**Given instruction**:
Go through the listing and write out all of it exactly.
[Rows start]
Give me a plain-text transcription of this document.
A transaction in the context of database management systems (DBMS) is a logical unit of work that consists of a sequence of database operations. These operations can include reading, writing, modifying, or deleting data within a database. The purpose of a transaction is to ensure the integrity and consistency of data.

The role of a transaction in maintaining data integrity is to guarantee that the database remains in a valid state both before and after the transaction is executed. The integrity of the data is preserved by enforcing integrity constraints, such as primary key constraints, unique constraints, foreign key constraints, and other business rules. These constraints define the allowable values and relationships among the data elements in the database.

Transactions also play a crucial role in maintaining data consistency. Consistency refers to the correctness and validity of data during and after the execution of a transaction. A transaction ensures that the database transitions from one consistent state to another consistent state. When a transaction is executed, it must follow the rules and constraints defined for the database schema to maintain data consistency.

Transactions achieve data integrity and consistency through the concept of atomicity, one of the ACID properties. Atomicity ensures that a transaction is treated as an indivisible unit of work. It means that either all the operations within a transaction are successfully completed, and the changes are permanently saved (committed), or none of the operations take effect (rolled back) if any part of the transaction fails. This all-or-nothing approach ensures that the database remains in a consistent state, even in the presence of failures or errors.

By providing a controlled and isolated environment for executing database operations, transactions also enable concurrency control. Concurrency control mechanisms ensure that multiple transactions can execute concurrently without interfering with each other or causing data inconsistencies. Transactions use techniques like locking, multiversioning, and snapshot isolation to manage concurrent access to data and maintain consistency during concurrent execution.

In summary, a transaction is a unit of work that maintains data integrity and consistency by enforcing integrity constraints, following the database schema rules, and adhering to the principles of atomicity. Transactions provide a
[Rows end]
**Reply to the exercise**:
Give me a plain-text transcription of this document.
A transaction in the context of database management systems (DBMS) is a logical unit of work that consists of a sequence of database operations. These operations can include reading, writing, modifying, or deleting data within a database. The purpose of a transaction is to ensure the integrity and consistency of data.

The role of a transaction in maintaining data integrity is to guarantee that the database remains in a valid state both before and after the transaction is executed. The integrity of the data is preserved by enforcing integrity constraints, such as primary key constraints, unique constraints, foreign key constraints, and other business rules. These constraints define the allowable values and relationships among the data elements in the database.

Transactions also play a crucial role in maintaining data consistency. Consistency refers to the correctness and validity of data during and after the execution of a transaction. A transaction ensures that the database transitions from one consistent state to another consistent state. When a transaction is executed, it must follow the rules and constraints defined for the database schema to maintain data consistency.

Transactions achieve data integrity and consistency through the concept of atomicity, one of the ACID properties. Atomicity ensures that a transaction is treated as an indivisible unit of work. It means that either all the operations within a transaction are successfully completed, and the changes are permanently saved (committed), or none of the operations take effect (rolled back) if any part of the transaction fails. This all-or-nothing approach ensures that the database remains in a consistent state, even in the presence of failures or errors.

By providing a controlled and isolated environment for executing database operations, transactions also enable concurrency control. Concurrency control mechanisms ensure that multiple transactions can execute concurrently without interfering with each other or causing data inconsistencies. Transactions use techniques like locking, multiversioning, and snapshot isolation to manage concurrent access to data and maintain consistency during concurrent execution.

In summary, a transaction is a unit of work that maintains data integrity and consistency by enforcing integrity constraints, following the database schema rules, and adhering to the principles of atomicity. Transactions provide a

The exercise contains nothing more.